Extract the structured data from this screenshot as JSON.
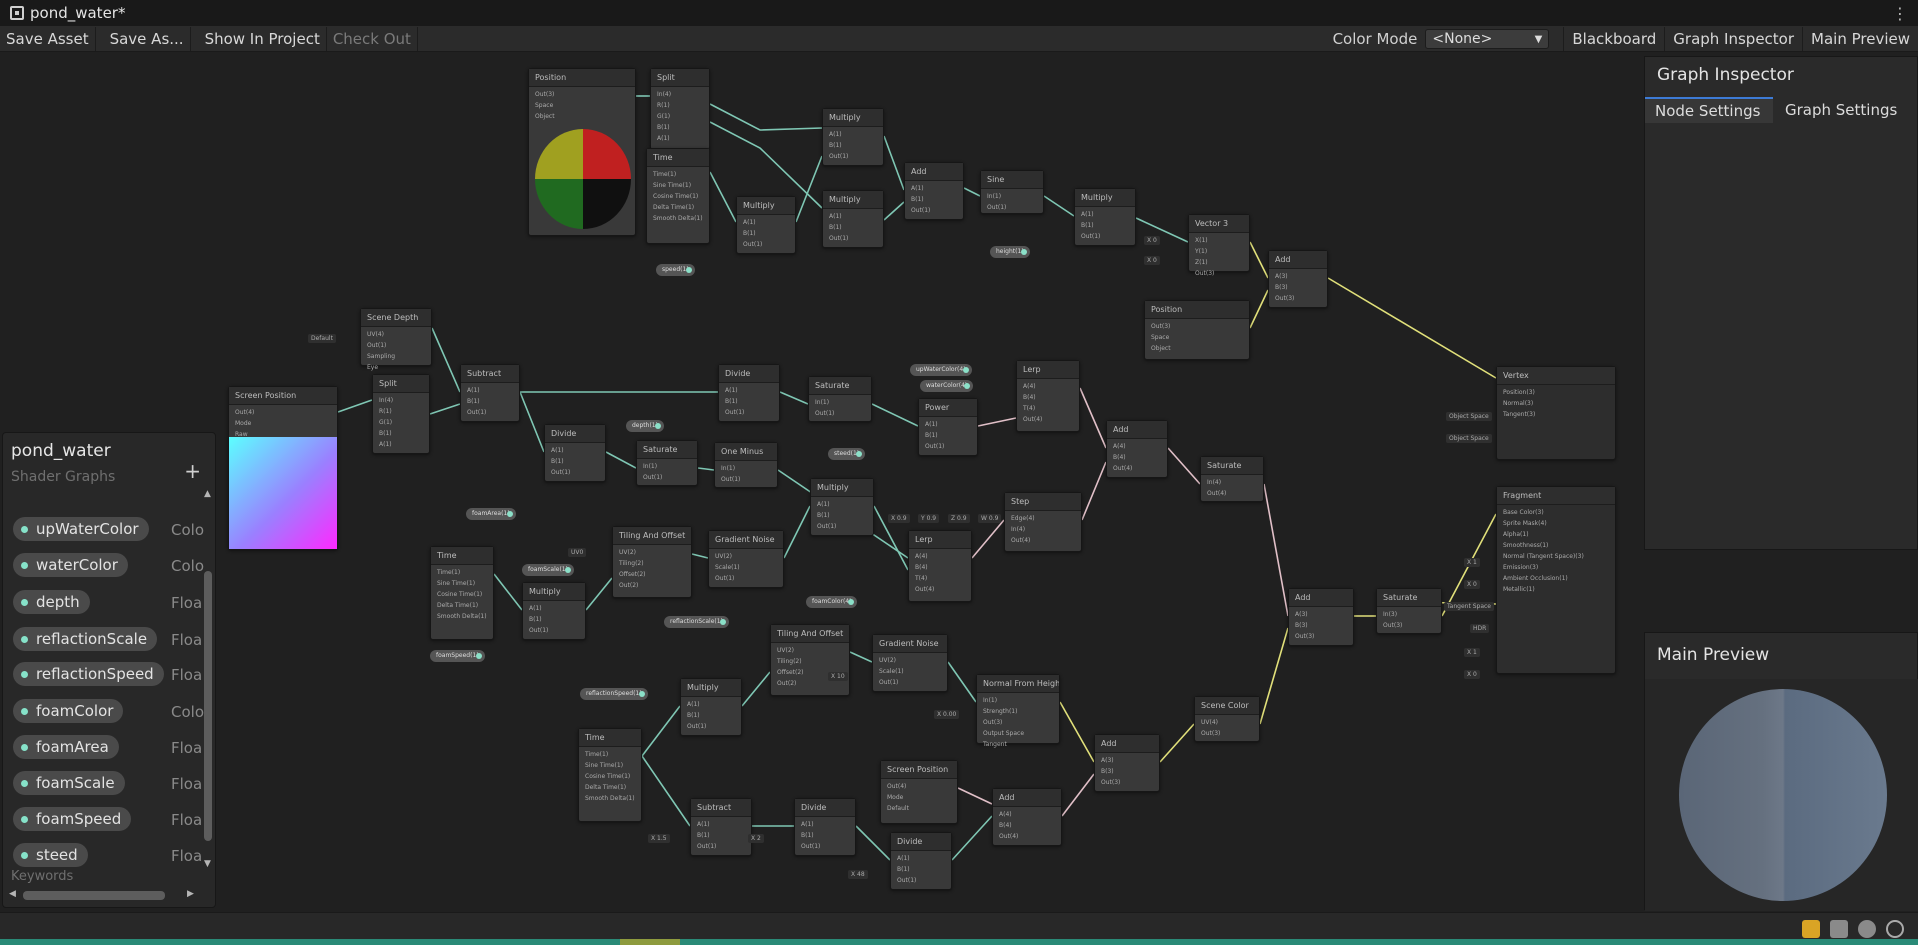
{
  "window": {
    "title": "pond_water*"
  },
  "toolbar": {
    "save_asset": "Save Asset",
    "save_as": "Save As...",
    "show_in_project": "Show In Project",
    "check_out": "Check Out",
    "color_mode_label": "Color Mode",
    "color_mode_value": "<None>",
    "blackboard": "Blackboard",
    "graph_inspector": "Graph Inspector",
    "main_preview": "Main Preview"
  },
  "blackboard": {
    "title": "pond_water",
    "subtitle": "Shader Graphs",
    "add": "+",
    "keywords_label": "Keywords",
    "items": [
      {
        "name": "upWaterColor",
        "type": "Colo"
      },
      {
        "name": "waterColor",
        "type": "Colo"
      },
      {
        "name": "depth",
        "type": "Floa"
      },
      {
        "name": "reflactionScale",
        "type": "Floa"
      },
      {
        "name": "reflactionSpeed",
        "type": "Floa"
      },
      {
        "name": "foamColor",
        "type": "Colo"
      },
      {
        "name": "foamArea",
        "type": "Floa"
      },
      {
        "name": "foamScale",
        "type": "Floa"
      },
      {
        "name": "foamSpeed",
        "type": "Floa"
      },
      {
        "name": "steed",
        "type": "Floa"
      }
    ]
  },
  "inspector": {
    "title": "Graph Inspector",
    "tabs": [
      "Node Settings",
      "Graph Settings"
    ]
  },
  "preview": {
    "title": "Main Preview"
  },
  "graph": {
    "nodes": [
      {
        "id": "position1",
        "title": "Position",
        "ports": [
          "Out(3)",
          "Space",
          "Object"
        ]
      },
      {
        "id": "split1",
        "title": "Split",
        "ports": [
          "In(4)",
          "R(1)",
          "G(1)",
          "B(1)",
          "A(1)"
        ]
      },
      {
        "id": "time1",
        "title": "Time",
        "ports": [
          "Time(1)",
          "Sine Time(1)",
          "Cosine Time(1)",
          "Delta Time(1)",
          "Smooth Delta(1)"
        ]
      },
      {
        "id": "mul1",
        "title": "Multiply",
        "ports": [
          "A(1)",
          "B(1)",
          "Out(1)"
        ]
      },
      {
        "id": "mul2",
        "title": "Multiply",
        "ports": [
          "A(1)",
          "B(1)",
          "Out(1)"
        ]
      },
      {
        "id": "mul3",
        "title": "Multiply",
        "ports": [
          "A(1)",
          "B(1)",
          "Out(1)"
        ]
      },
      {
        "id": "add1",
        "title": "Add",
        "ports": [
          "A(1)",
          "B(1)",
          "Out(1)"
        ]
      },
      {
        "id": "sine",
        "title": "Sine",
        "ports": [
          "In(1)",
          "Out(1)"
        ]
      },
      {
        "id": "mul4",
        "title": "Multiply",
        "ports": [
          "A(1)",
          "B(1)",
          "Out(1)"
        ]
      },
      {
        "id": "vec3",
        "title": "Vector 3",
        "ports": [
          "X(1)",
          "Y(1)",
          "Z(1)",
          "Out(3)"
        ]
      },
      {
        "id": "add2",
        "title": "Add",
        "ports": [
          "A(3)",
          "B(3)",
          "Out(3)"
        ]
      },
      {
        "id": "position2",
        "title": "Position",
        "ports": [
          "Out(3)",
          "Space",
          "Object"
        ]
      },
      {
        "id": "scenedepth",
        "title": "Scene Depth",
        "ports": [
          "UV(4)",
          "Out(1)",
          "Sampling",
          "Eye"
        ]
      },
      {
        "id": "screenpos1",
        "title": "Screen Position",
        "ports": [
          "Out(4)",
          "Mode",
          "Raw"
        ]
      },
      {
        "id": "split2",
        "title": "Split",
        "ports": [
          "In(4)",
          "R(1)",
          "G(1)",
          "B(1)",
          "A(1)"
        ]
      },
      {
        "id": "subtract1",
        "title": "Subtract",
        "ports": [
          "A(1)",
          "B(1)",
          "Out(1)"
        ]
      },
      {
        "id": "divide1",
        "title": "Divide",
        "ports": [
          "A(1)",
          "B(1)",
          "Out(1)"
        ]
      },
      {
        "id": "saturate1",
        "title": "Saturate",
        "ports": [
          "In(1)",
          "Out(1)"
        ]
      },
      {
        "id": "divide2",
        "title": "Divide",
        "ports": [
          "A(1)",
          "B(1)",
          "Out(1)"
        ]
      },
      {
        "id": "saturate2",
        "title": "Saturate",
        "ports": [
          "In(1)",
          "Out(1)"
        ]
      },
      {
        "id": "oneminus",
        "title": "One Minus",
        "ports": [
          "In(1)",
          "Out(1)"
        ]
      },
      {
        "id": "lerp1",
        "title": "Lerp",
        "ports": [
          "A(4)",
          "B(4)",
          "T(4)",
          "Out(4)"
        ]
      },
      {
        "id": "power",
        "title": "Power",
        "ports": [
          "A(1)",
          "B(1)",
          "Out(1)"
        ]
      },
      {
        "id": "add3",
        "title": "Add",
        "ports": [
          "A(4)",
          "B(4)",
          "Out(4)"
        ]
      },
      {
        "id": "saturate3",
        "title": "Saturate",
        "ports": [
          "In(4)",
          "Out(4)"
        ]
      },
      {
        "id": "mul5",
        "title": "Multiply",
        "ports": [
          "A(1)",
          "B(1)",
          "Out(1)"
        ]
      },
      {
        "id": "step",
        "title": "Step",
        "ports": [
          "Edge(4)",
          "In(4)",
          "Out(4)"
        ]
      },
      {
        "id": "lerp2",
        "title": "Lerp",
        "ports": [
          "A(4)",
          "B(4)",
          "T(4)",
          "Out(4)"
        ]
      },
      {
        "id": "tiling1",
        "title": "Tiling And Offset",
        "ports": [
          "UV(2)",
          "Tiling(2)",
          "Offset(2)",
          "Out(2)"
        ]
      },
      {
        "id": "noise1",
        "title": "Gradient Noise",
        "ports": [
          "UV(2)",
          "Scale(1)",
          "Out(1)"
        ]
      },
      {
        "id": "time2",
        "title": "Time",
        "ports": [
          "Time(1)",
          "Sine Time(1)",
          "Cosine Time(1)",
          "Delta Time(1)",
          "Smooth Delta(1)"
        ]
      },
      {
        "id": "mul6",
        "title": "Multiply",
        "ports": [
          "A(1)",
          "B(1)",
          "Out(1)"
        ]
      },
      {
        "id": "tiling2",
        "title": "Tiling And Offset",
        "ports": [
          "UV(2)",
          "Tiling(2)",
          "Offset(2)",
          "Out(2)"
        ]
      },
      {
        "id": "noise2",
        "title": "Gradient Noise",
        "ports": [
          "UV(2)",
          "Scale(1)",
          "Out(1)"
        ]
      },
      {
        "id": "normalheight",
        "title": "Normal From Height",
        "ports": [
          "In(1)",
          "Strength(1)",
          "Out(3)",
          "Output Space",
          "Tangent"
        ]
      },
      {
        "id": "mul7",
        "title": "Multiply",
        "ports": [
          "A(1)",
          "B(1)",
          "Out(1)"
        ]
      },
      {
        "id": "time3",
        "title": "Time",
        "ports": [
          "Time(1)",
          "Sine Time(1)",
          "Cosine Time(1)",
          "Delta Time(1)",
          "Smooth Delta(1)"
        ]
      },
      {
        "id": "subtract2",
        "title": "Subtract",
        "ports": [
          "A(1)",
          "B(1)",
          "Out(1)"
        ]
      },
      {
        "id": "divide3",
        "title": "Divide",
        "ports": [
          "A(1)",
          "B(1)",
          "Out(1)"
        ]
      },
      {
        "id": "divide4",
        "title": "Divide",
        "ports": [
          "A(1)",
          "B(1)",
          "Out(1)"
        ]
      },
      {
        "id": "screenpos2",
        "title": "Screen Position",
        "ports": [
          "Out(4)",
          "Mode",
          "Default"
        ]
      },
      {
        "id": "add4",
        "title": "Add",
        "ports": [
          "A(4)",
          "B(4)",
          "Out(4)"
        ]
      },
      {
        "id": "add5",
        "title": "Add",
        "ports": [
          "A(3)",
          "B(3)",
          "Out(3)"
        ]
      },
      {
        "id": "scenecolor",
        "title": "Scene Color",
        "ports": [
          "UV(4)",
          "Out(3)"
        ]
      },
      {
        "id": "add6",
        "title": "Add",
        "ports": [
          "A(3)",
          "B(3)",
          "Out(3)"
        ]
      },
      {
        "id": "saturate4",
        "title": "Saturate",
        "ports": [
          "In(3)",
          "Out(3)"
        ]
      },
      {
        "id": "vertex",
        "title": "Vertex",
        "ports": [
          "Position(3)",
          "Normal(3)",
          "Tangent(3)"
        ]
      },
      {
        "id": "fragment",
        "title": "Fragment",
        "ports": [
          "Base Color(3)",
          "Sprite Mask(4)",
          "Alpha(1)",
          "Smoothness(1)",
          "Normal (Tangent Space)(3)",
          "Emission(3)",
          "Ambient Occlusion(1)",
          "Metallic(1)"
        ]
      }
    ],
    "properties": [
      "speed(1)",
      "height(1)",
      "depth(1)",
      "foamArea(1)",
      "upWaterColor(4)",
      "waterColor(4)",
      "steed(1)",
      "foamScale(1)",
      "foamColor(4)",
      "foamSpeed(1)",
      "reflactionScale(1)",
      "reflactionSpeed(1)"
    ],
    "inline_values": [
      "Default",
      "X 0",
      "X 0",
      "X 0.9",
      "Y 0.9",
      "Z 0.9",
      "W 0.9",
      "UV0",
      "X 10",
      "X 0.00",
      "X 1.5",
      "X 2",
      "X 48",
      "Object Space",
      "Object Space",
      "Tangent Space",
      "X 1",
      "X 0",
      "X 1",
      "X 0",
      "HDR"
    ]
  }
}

_ _ _ _

[WHAT IS NEEDED] In the records shown above, how many lines include the word "Tangent"? Answer with the number only.

[PROBLEM SOLUTION] 4